- [Source passage]:
— BEGIN —

FIG Peer Review Journal


Deformations and global forces: Seismic and Hydrostatic Leveling records in the « Mont Terri » rock laboratory (Switzerland) (6887)

Edi Meier (Switzerland), Rudolf Widmer-Schnidrig (Germany) and Christophe Nussbaum (Switzerland)
Mr. Edi Meier
Edi Meier + Partner AG
Technoparkstr. 2
Technopark Winterthur Room 3140
Corresponding author Mr. Edi Meier (email: edi.meier[at], tel.: +41 52 222 82 72)

[ abstract ] [ paper ] [ handouts ]

Published on the web 2014-03-21
Received 2013-11-15 / Accepted 2014-02-06
This paper is one of selection of papers published for the FIG Congress 2014 in Kuala Lumpur, Malaysia and has undergone the FIG Peer Review Process.

— END —

- [Data records]:
— BEGIN —

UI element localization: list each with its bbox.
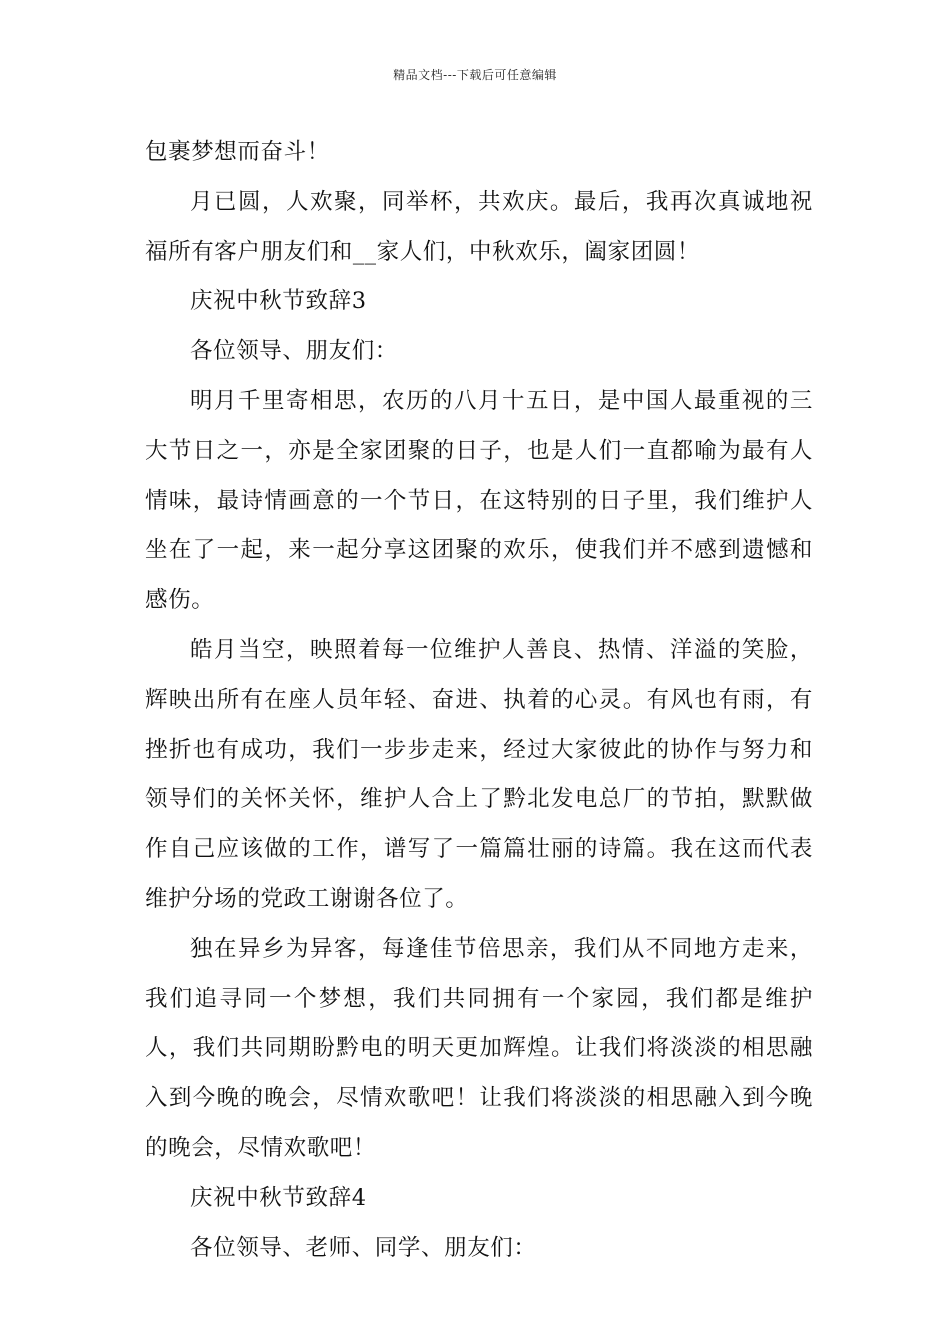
salutation: 各位领导、老师、同学、朋友们： — [190, 1234, 537, 1261]
salutation: 各位领导、朋友们： — [190, 338, 398, 365]
document-body — [145, 128, 813, 1273]
section-heading: 庆祝中秋节致辞4 — [190, 1184, 367, 1211]
paragraph: 独在异乡为异客，每逢佳节倍思亲，我们从不同地方走来，我们追寻同一个梦想，我们共同拥有一个家园，我们都是维护人，我们共同期盼黔电的明天更加辉煌。让我们将淡淡的相思融入到今晚的晚会，尽情欢歌吧！让我们将淡淡的相思融入到今晚的晚会，尽情欢歌吧！ — [145, 935, 813, 1161]
paragraph: 明月千里寄相思，农历的八月十五日，是中国人最重视的三大节日之一，亦是全家团聚的日子，也是人们一直都喻为最有人情味，最诗情画意的一个节日，在这特别的日子里，我们维护人坐在了一起，来一起分享这团聚的欢乐，使我们并不感到遗憾和感伤。 — [145, 387, 813, 614]
paragraph: 包裹梦想而奋斗！ — [145, 139, 330, 165]
paragraph: 皓月当空，映照着每一位维护人善良、热情、洋溢的笑脸，辉映出所有在座人员年轻、奋进、执着的心灵。有风也有雨，有挫折也有成功，我们一步步走来，经过大家彼此的协作与努力和领导们的关怀关怀，维护人合上了黔北发电总厂的节拍，默默做作自己应该做的工作，谱写了一篇篇壮丽的诗篇。我在这而代表维护分场的党政工谢谢各位了。 — [145, 636, 813, 912]
section-heading: 庆祝中秋节致辞3 — [190, 288, 367, 315]
paragraph: 月已圆，人欢聚，同举杯，共欢庆。最后，我再次真诚地祝福所有客户朋友们和__家人们，中秋欢乐，阖家团圆！ — [145, 188, 813, 265]
page-header: 精品文档---下载后可任意编辑 — [393, 68, 557, 82]
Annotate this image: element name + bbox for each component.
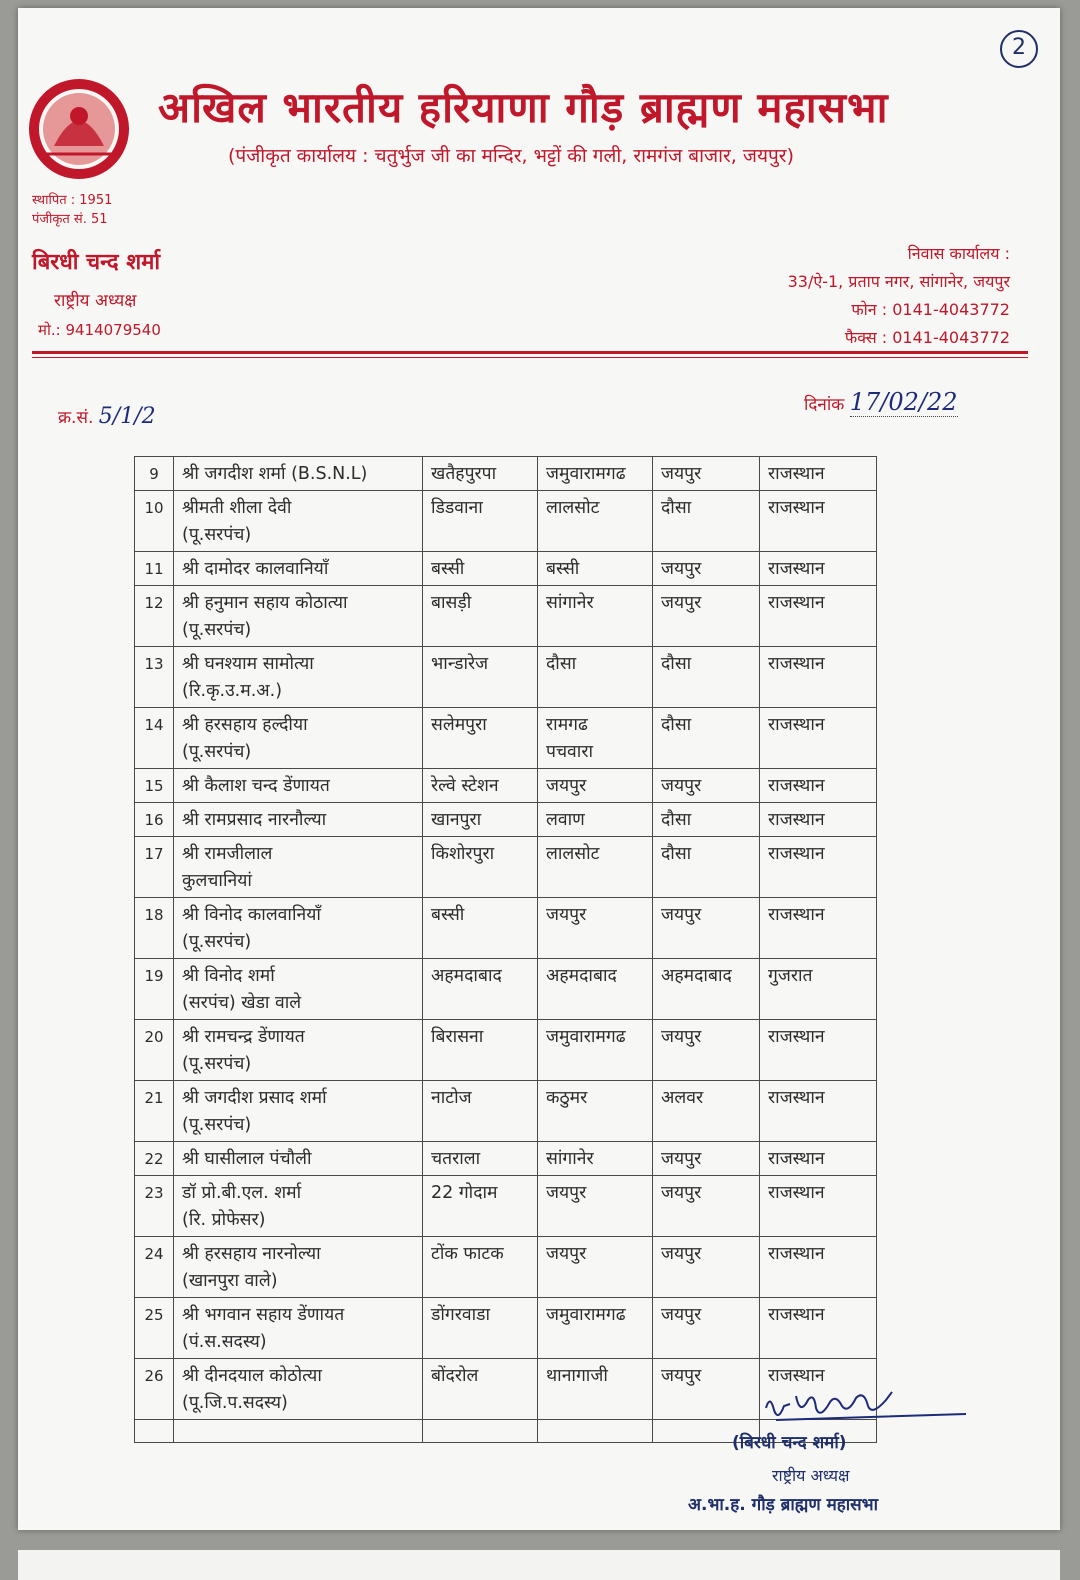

— END —

According to the journal page, on what date was the paper accepted? The lines come from another source, not from the journal page.

2014-02-06